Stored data
[BEGIN]

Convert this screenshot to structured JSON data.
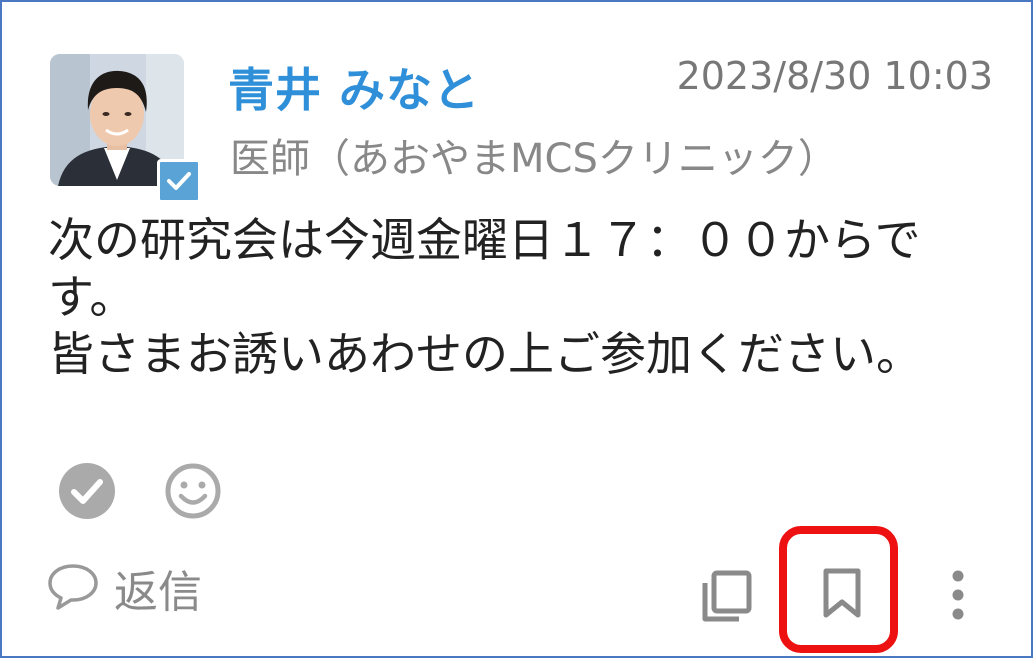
{
  "post": {
    "author_name": "青井 みなと",
    "timestamp": "2023/8/30 10:03",
    "author_role": "医師（あおやまMCSクリニック）",
    "body_lines": [
      "次の研究会は今週金曜日１７：００からで",
      "す。",
      "皆さまお誘いあわせの上ご参加ください。"
    ]
  },
  "reactions": {
    "icons": [
      "check-circle-icon",
      "smiley-icon"
    ]
  },
  "footer": {
    "reply_label": "返信",
    "icons": [
      "copy-icon",
      "bookmark-icon",
      "more-vertical-icon"
    ]
  },
  "colors": {
    "name": "#2f8fd8",
    "verified": "#5aa3d6",
    "highlight": "#ee1111",
    "border": "#4a78c2"
  }
}
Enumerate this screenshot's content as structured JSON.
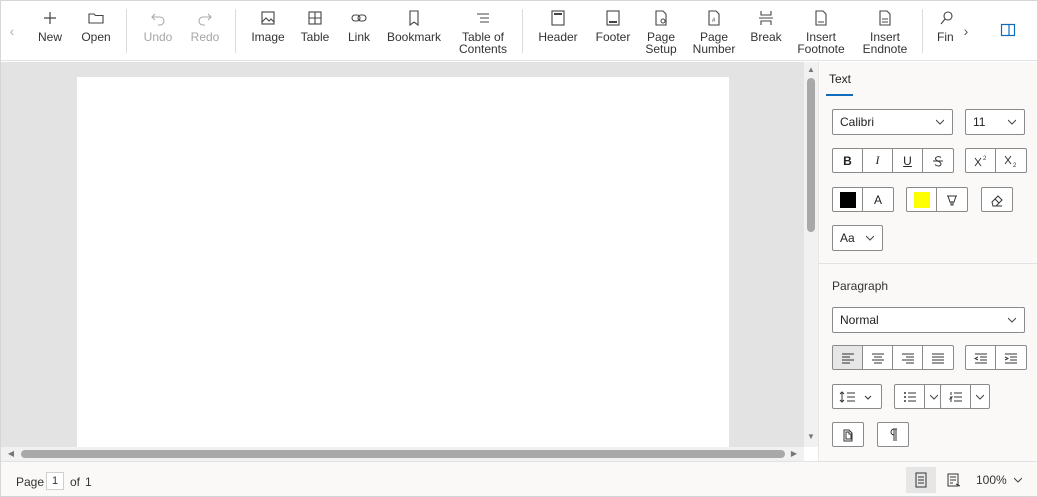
{
  "toolbar": {
    "new": "New",
    "open": "Open",
    "undo": "Undo",
    "redo": "Redo",
    "image": "Image",
    "table": "Table",
    "link": "Link",
    "bookmark": "Bookmark",
    "toc_line1": "Table of",
    "toc_line2": "Contents",
    "header": "Header",
    "footer": "Footer",
    "page_setup_line1": "Page",
    "page_setup_line2": "Setup",
    "page_number_line1": "Page",
    "page_number_line2": "Number",
    "break": "Break",
    "insert_footnote_line1": "Insert",
    "insert_footnote_line2": "Footnote",
    "insert_endnote_line1": "Insert",
    "insert_endnote_line2": "Endnote",
    "find": "Fin"
  },
  "panel": {
    "tab": "Text",
    "font_family": "Calibri",
    "font_size": "11",
    "bold": "B",
    "italic": "I",
    "underline": "U",
    "font_color_letter": "A",
    "change_case": "Aa",
    "paragraph_title": "Paragraph",
    "style": "Normal"
  },
  "status": {
    "page_label": "Page",
    "current_page": "1",
    "of_label": "of",
    "total_pages": "1",
    "zoom": "100%"
  },
  "colors": {
    "font_color": "#000000",
    "highlight_color": "#ffff00",
    "accent": "#0f6cbd"
  }
}
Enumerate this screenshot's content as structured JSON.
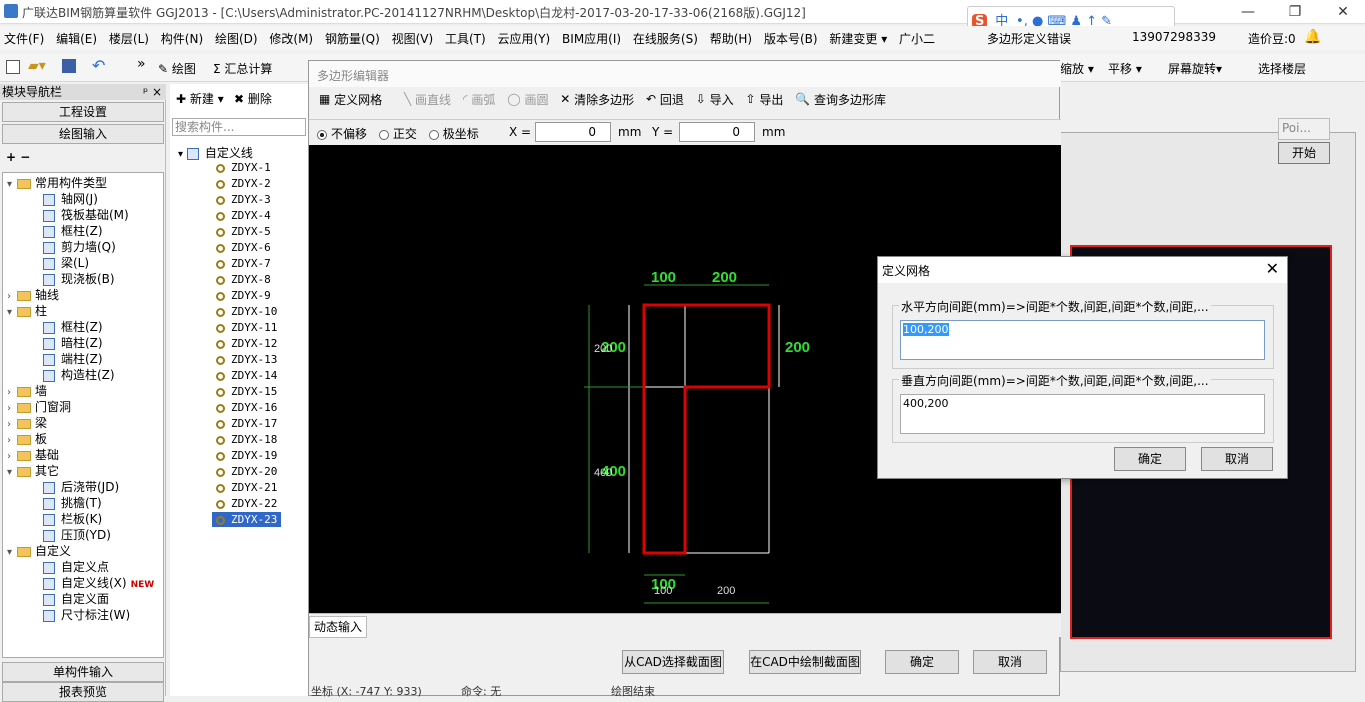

[END]

● **WORK REQUIRED**:
Return the full material word for word. Do not include the pictures.

● **THE RESPONSE**:
Convert this screenshot to structured JSON data.
{
  "post": {
    "author_name": "青井 みなと",
    "timestamp": "2023/8/30 10:03",
    "author_role": "医師（あおやまMCSクリニック）",
    "body_lines": [
      "次の研究会は今週金曜日１７：００からで",
      "す。",
      "皆さまお誘いあわせの上ご参加ください。"
    ]
  },
  "reactions": {
    "icons": [
      "check-circle-icon",
      "smiley-icon"
    ]
  },
  "footer": {
    "reply_label": "返信",
    "icons": [
      "copy-icon",
      "bookmark-icon",
      "more-vertical-icon"
    ]
  },
  "colors": {
    "name": "#2f8fd8",
    "verified": "#5aa3d6",
    "highlight": "#ee1111",
    "border": "#4a78c2"
  }
}
Enumerate this screenshot's content as structured JSON.
{
  "toolbar": {
    "new": "New",
    "open": "Open",
    "undo": "Undo",
    "redo": "Redo",
    "image": "Image",
    "table": "Table",
    "link": "Link",
    "bookmark": "Bookmark",
    "toc_line1": "Table of",
    "toc_line2": "Contents",
    "header": "Header",
    "footer": "Footer",
    "page_setup_line1": "Page",
    "page_setup_line2": "Setup",
    "page_number_line1": "Page",
    "page_number_line2": "Number",
    "break": "Break",
    "insert_footnote_line1": "Insert",
    "insert_footnote_line2": "Footnote",
    "insert_endnote_line1": "Insert",
    "insert_endnote_line2": "Endnote",
    "find": "Fin"
  },
  "panel": {
    "tab": "Text",
    "font_family": "Calibri",
    "font_size": "11",
    "bold": "B",
    "italic": "I",
    "underline": "U",
    "font_color_letter": "A",
    "change_case": "Aa",
    "paragraph_title": "Paragraph",
    "style": "Normal"
  },
  "status": {
    "page_label": "Page",
    "current_page": "1",
    "of_label": "of",
    "total_pages": "1",
    "zoom": "100%"
  },
  "colors": {
    "font_color": "#000000",
    "highlight_color": "#ffff00",
    "accent": "#0f6cbd"
  }
}
Enumerate this screenshot's content as structured JSON.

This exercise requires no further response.